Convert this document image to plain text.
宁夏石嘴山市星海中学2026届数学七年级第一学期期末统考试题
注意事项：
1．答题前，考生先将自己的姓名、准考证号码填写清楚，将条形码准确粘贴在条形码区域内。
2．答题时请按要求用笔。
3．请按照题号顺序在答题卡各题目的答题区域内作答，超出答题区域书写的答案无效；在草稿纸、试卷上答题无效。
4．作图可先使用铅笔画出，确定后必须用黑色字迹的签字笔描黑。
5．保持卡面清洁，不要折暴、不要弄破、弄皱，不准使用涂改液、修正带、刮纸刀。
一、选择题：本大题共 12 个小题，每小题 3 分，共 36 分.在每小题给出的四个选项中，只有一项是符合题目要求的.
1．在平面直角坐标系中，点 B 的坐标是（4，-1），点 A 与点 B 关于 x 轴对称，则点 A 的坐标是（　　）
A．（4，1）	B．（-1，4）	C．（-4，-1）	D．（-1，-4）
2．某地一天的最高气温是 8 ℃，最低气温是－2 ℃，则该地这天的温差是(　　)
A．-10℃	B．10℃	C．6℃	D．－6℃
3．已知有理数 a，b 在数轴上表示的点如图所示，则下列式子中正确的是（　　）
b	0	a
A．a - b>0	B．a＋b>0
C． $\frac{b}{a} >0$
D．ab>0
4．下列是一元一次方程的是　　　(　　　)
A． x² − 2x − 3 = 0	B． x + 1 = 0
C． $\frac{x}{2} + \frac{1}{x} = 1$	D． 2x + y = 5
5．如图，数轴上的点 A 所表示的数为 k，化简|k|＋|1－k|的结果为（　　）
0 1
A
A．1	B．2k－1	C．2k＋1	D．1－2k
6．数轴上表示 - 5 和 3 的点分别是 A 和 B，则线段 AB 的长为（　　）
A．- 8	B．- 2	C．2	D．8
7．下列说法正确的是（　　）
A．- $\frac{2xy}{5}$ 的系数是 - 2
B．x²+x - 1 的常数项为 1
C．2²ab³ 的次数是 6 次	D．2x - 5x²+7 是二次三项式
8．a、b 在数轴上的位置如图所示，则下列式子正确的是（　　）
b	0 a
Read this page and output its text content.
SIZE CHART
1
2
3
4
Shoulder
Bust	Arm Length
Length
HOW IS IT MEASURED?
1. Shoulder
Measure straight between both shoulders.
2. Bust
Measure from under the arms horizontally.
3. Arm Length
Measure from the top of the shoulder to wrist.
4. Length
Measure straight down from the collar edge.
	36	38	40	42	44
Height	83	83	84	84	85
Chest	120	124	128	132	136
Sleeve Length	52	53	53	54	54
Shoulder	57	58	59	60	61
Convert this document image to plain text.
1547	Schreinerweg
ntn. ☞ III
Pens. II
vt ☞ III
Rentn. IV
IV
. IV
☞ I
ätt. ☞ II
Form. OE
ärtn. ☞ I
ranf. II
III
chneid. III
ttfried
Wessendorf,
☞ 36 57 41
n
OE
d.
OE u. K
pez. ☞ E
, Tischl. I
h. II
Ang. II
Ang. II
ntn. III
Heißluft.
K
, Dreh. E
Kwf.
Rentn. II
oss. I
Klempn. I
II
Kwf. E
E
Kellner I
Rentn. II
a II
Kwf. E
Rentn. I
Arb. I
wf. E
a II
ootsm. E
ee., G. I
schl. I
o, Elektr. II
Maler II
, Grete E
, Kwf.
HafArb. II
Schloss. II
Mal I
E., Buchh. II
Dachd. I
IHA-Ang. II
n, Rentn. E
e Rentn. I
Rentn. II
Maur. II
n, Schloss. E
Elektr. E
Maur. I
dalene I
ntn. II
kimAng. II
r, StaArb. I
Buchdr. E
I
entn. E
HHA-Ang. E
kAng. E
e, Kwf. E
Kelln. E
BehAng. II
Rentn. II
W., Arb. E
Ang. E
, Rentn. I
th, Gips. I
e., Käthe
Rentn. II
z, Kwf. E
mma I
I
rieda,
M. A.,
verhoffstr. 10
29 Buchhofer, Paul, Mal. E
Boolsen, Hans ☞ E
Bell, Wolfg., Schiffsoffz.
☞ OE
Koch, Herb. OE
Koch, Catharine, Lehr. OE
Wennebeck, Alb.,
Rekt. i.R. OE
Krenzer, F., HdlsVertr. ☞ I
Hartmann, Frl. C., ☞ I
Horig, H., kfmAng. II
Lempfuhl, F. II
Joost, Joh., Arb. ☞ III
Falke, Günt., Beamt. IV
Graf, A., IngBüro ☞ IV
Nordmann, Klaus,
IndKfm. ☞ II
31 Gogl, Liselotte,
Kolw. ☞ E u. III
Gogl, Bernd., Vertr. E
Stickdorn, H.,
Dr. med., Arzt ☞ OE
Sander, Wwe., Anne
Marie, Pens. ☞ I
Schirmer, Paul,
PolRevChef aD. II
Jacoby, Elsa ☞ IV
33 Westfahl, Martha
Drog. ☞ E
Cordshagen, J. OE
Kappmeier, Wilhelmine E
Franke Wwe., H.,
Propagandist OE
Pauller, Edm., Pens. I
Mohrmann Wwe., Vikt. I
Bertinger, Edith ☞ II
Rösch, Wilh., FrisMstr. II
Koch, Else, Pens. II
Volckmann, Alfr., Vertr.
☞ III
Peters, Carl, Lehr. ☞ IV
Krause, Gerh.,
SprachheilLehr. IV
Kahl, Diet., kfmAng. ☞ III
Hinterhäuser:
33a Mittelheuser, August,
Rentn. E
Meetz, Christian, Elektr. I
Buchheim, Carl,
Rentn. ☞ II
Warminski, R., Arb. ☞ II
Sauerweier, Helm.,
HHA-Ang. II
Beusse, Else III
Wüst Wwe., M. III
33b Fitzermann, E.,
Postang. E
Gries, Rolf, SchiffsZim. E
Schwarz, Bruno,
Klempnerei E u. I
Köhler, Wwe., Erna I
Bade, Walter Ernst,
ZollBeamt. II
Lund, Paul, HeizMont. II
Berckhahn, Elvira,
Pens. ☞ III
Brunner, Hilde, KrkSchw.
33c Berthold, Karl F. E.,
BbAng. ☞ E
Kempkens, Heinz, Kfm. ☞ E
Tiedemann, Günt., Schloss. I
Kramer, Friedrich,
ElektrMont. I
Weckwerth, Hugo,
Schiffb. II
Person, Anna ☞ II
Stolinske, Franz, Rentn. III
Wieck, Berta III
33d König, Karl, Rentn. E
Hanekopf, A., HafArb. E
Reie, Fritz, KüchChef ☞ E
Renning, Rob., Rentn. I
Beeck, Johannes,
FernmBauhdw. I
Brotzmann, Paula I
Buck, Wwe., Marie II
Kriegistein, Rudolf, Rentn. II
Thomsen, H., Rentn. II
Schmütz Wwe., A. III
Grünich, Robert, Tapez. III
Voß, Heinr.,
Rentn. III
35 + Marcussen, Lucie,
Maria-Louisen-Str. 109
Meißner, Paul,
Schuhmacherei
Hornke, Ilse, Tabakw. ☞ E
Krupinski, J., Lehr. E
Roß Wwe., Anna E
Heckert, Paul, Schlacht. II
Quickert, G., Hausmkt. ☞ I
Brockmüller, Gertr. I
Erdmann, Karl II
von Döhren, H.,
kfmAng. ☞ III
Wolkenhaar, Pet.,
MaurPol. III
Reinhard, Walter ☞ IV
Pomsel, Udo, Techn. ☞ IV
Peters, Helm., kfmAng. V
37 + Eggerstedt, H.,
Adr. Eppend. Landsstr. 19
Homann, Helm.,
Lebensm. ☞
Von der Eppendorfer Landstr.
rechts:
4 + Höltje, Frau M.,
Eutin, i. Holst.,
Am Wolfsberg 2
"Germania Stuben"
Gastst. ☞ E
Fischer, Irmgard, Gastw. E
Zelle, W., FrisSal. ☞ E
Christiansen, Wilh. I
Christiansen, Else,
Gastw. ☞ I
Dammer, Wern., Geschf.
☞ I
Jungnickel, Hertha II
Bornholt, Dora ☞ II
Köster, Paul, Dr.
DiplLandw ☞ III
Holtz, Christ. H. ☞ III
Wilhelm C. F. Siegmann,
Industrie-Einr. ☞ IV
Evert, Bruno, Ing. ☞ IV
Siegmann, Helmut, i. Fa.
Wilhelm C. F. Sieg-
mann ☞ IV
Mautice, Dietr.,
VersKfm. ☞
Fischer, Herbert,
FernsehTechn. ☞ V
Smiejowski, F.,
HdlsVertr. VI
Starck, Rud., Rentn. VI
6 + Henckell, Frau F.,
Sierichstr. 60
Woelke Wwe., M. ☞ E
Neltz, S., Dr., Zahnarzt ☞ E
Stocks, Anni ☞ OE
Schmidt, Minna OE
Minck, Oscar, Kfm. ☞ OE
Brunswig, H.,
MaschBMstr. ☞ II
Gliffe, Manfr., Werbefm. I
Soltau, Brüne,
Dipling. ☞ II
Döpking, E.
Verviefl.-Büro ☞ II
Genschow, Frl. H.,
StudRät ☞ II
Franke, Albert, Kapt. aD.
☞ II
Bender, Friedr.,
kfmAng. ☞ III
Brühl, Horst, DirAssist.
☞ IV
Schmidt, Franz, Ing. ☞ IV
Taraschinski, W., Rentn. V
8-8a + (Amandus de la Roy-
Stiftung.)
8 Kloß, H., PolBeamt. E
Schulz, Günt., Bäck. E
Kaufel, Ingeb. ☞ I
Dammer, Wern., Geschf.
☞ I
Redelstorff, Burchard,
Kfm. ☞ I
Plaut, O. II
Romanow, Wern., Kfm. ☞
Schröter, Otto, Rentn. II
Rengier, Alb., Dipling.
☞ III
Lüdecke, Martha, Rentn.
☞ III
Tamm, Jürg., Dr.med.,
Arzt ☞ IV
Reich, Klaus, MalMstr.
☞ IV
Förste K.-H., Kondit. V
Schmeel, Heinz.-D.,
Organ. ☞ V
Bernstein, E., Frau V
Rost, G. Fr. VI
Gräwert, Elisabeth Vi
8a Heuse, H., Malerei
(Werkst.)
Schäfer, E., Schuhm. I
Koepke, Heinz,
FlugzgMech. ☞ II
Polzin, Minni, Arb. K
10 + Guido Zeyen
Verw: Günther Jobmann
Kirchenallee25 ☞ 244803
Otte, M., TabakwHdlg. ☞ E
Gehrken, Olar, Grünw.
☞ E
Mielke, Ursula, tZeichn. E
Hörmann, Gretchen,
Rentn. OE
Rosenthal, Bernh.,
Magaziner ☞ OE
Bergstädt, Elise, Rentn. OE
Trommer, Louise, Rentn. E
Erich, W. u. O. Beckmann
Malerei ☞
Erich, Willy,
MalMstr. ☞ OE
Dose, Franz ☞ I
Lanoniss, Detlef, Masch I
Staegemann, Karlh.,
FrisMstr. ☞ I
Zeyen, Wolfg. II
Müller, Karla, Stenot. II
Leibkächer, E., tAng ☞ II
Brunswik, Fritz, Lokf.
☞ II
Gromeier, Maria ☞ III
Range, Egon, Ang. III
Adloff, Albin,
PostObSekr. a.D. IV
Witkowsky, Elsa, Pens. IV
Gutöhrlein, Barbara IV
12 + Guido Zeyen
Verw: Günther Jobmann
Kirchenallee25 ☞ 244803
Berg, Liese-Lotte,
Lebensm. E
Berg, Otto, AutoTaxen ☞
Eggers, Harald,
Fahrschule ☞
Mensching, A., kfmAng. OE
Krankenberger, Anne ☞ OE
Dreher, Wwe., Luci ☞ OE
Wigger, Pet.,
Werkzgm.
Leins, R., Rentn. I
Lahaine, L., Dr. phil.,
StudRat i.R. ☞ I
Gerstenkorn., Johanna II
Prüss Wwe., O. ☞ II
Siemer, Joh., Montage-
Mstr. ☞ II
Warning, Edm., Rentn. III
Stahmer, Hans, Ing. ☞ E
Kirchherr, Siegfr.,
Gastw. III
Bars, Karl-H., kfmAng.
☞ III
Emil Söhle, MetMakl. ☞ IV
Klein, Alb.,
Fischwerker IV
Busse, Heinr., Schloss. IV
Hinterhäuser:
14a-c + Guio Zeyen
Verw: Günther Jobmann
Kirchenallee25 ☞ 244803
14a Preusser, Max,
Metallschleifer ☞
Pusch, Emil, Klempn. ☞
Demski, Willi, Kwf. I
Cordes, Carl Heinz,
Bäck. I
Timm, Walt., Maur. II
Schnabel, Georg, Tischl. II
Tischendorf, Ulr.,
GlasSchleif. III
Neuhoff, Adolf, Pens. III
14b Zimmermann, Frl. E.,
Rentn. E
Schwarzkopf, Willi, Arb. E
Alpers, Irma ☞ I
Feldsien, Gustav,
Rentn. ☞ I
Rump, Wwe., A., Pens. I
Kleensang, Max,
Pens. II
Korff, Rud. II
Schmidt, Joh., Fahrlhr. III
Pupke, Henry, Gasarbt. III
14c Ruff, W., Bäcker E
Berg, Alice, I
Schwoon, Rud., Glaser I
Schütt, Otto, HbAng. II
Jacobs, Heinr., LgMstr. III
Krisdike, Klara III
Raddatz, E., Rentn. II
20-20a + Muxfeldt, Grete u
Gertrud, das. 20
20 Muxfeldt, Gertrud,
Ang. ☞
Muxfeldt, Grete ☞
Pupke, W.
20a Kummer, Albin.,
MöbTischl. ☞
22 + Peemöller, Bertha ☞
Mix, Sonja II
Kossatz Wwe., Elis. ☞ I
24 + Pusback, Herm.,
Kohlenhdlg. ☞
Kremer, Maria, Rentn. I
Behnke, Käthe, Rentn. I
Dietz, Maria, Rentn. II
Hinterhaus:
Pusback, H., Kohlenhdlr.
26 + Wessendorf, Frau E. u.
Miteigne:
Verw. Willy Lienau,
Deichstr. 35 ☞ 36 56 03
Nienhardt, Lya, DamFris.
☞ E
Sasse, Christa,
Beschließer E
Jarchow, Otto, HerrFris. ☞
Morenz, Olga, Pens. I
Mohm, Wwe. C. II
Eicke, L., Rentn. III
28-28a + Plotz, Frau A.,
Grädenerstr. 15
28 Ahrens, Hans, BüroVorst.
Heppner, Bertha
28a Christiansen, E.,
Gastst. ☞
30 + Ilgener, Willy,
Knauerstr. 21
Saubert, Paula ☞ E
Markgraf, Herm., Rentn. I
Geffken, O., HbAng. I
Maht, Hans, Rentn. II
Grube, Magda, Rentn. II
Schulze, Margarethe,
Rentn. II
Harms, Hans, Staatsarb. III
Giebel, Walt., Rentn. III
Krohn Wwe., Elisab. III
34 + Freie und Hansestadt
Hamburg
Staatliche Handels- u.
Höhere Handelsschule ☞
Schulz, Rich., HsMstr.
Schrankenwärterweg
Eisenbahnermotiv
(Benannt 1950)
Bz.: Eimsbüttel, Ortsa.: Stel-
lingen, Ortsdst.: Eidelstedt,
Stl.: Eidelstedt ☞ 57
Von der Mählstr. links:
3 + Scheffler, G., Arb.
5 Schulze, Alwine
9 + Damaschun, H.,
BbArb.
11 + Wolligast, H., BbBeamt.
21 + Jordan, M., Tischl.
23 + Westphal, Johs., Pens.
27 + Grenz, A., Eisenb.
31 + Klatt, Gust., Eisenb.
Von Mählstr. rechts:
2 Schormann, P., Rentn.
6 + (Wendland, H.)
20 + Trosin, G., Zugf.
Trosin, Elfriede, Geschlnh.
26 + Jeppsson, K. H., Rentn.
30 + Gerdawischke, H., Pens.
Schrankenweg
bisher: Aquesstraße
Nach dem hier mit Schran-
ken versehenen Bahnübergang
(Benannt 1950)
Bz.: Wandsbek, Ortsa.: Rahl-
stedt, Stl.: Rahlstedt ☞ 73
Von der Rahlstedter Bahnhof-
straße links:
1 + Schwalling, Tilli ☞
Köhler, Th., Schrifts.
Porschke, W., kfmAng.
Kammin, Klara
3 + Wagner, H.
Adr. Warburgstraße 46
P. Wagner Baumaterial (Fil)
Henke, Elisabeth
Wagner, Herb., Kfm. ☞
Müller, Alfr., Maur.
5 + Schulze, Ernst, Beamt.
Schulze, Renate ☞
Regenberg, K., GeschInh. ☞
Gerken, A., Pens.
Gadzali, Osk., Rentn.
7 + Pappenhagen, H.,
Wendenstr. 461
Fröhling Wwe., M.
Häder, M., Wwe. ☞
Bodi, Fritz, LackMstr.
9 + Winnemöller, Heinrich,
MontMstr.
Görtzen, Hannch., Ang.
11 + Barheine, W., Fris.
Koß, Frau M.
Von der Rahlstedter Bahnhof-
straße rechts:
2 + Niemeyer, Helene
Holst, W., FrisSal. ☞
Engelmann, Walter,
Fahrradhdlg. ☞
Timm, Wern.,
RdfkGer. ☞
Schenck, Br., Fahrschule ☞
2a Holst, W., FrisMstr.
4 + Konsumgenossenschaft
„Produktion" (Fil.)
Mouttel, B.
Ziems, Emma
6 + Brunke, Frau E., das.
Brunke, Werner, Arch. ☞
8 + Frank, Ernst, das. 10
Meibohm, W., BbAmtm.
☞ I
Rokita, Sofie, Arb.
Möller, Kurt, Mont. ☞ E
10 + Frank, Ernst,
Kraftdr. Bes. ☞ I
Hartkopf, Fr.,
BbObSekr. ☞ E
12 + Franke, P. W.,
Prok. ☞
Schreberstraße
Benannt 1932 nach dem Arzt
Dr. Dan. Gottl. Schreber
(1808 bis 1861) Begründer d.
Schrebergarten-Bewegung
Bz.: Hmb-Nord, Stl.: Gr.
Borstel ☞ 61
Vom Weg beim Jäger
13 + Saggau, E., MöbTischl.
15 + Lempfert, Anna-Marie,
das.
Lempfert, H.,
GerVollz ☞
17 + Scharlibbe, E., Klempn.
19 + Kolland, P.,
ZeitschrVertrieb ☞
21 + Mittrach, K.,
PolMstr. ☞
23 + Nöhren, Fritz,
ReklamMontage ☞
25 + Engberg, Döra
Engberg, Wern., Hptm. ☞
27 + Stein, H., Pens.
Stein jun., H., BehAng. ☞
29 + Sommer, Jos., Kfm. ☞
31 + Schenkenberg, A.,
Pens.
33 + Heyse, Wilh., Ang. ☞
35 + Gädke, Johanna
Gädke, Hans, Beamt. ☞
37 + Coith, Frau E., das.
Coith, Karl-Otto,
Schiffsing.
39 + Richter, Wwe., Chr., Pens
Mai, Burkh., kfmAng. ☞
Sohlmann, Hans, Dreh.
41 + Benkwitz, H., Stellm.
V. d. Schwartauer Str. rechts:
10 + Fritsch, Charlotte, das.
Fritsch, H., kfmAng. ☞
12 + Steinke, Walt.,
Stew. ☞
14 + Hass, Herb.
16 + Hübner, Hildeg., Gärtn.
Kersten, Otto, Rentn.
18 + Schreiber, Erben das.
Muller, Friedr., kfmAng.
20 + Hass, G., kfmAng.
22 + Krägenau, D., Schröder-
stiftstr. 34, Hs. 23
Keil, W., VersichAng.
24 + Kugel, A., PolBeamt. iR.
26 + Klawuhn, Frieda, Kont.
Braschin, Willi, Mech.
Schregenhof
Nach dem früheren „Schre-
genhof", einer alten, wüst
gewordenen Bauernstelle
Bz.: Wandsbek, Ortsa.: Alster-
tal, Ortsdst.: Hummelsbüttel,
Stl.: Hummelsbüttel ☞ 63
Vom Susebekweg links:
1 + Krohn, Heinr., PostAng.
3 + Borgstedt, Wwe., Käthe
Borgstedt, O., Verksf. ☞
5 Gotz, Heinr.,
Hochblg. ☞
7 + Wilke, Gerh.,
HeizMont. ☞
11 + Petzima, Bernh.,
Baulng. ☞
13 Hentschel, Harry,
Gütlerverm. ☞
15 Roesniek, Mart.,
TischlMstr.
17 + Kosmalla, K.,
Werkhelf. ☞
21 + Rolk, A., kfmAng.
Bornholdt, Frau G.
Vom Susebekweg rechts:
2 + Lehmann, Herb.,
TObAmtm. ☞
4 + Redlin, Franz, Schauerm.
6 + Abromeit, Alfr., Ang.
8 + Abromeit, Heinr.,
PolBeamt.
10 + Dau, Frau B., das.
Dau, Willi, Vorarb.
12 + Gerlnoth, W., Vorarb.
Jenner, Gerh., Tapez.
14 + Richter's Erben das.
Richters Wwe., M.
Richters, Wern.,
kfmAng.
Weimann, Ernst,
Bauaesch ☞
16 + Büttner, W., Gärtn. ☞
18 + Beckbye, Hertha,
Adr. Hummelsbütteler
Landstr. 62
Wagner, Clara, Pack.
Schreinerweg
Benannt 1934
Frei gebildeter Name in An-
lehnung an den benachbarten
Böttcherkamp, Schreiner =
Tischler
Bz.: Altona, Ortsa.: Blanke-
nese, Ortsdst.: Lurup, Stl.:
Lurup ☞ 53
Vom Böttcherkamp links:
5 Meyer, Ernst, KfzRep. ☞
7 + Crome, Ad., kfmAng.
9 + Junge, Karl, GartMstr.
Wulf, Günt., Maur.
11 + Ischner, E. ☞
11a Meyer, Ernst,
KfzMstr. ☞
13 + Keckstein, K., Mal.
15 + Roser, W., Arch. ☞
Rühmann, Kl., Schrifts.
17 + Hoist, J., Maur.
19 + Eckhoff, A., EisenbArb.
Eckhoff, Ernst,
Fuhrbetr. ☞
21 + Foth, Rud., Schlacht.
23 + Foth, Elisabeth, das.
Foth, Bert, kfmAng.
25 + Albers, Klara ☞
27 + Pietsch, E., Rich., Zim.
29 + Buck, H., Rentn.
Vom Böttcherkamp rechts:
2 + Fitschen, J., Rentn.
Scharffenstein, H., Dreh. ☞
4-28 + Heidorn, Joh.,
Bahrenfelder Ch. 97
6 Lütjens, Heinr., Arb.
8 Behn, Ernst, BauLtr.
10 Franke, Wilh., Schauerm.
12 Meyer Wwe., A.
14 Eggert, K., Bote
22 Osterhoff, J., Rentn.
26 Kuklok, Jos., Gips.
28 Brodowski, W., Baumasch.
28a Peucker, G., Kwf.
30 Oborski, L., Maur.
━━━━
__Work instructions__
What is the number of lines in the data above that include the word "Ortsdst"? Answer with that number only.

__Complete answer__
3